— START OF DATA PROVIDED —

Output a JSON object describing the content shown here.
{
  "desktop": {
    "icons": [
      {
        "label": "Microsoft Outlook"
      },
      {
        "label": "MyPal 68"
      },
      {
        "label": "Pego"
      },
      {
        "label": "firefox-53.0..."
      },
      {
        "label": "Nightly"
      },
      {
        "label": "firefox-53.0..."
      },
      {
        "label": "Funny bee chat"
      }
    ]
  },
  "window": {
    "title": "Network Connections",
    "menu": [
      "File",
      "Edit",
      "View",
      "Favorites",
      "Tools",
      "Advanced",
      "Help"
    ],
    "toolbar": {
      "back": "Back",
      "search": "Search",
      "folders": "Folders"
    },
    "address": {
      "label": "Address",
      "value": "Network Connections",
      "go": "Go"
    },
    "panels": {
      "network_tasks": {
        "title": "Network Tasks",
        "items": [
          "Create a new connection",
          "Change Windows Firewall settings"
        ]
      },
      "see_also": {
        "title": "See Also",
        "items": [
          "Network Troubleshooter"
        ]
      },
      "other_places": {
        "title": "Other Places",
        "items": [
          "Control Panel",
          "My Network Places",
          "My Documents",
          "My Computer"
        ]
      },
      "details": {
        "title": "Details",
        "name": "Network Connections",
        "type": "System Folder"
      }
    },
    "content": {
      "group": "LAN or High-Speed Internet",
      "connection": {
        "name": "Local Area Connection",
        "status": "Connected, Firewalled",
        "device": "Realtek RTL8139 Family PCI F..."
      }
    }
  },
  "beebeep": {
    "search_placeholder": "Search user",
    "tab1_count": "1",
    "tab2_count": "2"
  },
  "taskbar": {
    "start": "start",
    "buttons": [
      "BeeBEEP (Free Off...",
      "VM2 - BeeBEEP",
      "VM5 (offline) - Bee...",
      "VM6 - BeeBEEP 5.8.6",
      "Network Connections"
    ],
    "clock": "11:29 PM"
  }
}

— END OF DATA PROVIDED —

• EXERCISE AIM
Find the word "Search" in the material, then list each line that holds it.

• TASK RESULT
      "search": "Search",
    "search_placeholder": "Search user",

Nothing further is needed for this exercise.